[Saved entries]
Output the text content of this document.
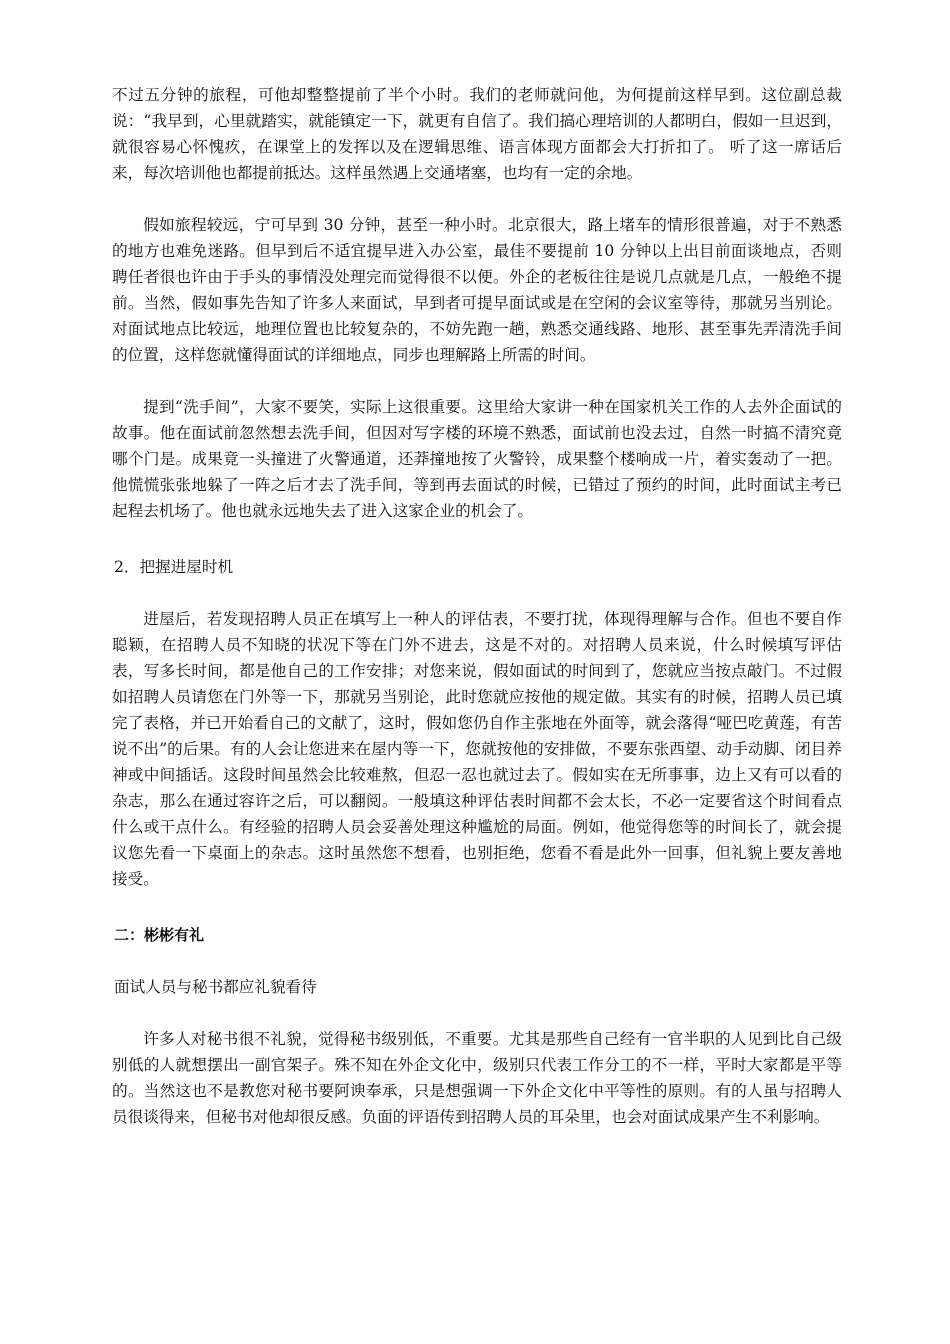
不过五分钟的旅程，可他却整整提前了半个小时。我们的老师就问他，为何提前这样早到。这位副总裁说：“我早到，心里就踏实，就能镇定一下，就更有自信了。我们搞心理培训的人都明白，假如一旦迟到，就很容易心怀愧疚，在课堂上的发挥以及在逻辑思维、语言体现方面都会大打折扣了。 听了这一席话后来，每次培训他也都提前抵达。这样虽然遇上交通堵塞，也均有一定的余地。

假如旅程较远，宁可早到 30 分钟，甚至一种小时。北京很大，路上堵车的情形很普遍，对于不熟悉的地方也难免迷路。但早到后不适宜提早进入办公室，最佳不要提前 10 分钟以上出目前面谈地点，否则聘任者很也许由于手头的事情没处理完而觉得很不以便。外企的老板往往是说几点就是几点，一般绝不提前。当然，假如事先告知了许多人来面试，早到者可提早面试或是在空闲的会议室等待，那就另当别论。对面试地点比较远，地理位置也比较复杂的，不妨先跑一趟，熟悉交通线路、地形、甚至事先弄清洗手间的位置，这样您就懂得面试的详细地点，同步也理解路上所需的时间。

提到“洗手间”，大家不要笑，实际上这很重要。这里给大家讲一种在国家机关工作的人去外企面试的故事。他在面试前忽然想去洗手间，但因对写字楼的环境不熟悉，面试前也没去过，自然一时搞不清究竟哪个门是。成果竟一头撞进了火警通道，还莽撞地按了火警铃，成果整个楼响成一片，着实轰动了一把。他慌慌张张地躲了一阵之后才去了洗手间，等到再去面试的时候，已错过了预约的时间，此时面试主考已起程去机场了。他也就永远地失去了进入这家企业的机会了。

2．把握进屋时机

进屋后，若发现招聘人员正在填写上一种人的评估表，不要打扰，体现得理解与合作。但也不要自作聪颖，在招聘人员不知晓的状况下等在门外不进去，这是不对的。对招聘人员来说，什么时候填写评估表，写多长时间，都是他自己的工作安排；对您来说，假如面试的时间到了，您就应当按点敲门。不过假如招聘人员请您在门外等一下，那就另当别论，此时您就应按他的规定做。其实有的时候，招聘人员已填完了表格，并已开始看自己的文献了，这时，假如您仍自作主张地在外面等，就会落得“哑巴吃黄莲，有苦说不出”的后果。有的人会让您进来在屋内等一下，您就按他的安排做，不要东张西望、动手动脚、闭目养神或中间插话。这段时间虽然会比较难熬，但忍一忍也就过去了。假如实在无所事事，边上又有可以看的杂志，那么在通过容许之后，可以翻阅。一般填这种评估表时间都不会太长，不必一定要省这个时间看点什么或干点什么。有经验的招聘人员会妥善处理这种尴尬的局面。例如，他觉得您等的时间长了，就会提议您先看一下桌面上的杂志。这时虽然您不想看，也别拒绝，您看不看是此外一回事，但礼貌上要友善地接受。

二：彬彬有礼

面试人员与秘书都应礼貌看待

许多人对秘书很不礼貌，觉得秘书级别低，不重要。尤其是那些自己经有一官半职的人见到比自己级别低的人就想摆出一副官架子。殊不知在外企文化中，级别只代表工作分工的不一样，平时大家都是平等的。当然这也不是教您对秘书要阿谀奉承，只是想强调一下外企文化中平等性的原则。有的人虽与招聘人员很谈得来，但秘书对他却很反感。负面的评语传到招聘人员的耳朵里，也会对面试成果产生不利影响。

→ Challenge
Copy all lines of the material above where the string "那就另当别论" occurs.

→ Final result
假如旅程较远，宁可早到 30 分钟，甚至一种小时。北京很大，路上堵车的情形很普遍，对于不熟悉的地方也难免迷路。但早到后不适宜提早进入办公室，最佳不要提前 10 分钟以上出目前面谈地点，否则聘任者很也许由于手头的事情没处理完而觉得很不以便。外企的老板往往是说几点就是几点，一般绝不提前。当然，假如事先告知了许多人来面试，早到者可提早面试或是在空闲的会议室等待，那就另当别论。对面试地点比较远，地理位置也比较复杂的，不妨先跑一趟，熟悉交通线路、地形、甚至事先弄清洗手间的位置，这样您就懂得面试的详细地点，同步也理解路上所需的时间。
进屋后，若发现招聘人员正在填写上一种人的评估表，不要打扰，体现得理解与合作。但也不要自作聪颖，在招聘人员不知晓的状况下等在门外不进去，这是不对的。对招聘人员来说，什么时候填写评估表，写多长时间，都是他自己的工作安排；对您来说，假如面试的时间到了，您就应当按点敲门。不过假如招聘人员请您在门外等一下，那就另当别论，此时您就应按他的规定做。其实有的时候，招聘人员已填完了表格，并已开始看自己的文献了，这时，假如您仍自作主张地在外面等，就会落得“哑巴吃黄莲，有苦说不出”的后果。有的人会让您进来在屋内等一下，您就按他的安排做，不要东张西望、动手动脚、闭目养神或中间插话。这段时间虽然会比较难熬，但忍一忍也就过去了。假如实在无所事事，边上又有可以看的杂志，那么在通过容许之后，可以翻阅。一般填这种评估表时间都不会太长，不必一定要省这个时间看点什么或干点什么。有经验的招聘人员会妥善处理这种尴尬的局面。例如，他觉得您等的时间长了，就会提议您先看一下桌面上的杂志。这时虽然您不想看，也别拒绝，您看不看是此外一回事，但礼貌上要友善地接受。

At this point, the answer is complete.